● Exercise aim:
Output the records exactly as they appear, with no pictures included.

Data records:

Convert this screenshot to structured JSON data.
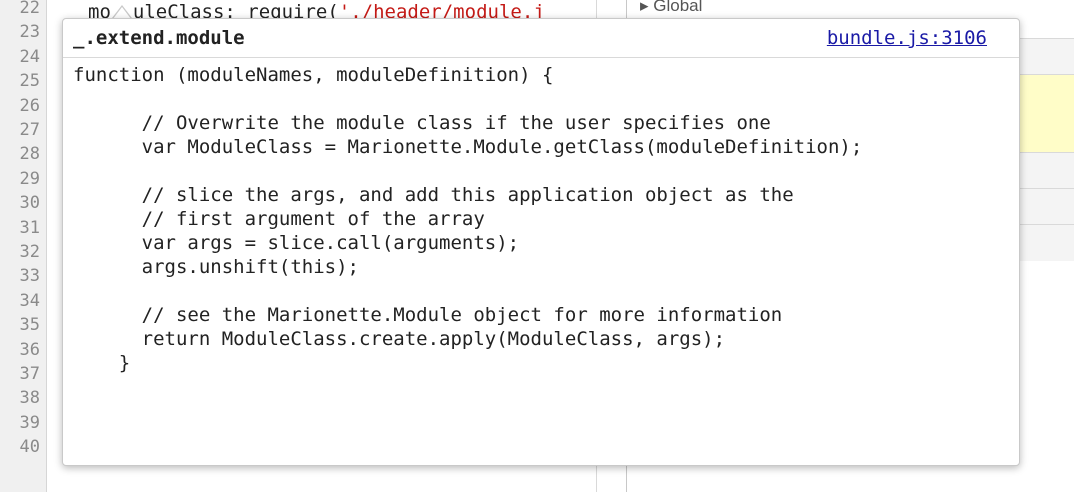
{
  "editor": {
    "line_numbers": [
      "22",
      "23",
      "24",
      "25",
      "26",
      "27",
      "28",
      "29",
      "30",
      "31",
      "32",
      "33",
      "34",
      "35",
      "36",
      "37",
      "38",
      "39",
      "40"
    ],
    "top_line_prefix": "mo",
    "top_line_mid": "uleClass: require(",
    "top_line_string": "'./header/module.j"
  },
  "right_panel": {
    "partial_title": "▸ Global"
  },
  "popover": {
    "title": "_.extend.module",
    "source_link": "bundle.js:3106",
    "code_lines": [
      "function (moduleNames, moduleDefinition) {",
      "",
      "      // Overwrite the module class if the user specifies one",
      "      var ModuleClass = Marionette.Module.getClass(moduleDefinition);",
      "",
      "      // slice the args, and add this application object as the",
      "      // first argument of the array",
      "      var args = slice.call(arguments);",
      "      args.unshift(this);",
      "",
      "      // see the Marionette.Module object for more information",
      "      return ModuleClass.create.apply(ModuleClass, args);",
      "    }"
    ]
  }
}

● Answer for this exercise:
Convert this screenshot to structured JSON data.
{
  "editor": {
    "line_numbers": [
      "22",
      "23",
      "24",
      "25",
      "26",
      "27",
      "28",
      "29",
      "30",
      "31",
      "32",
      "33",
      "34",
      "35",
      "36",
      "37",
      "38",
      "39",
      "40"
    ],
    "top_line_prefix": "mo",
    "top_line_mid": "uleClass: require(",
    "top_line_string": "'./header/module.j"
  },
  "right_panel": {
    "partial_title": "▸ Global"
  },
  "popover": {
    "title": "_.extend.module",
    "source_link": "bundle.js:3106",
    "code_lines": [
      "function (moduleNames, moduleDefinition) {",
      "",
      "      // Overwrite the module class if the user specifies one",
      "      var ModuleClass = Marionette.Module.getClass(moduleDefinition);",
      "",
      "      // slice the args, and add this application object as the",
      "      // first argument of the array",
      "      var args = slice.call(arguments);",
      "      args.unshift(this);",
      "",
      "      // see the Marionette.Module object for more information",
      "      return ModuleClass.create.apply(ModuleClass, args);",
      "    }"
    ]
  }
}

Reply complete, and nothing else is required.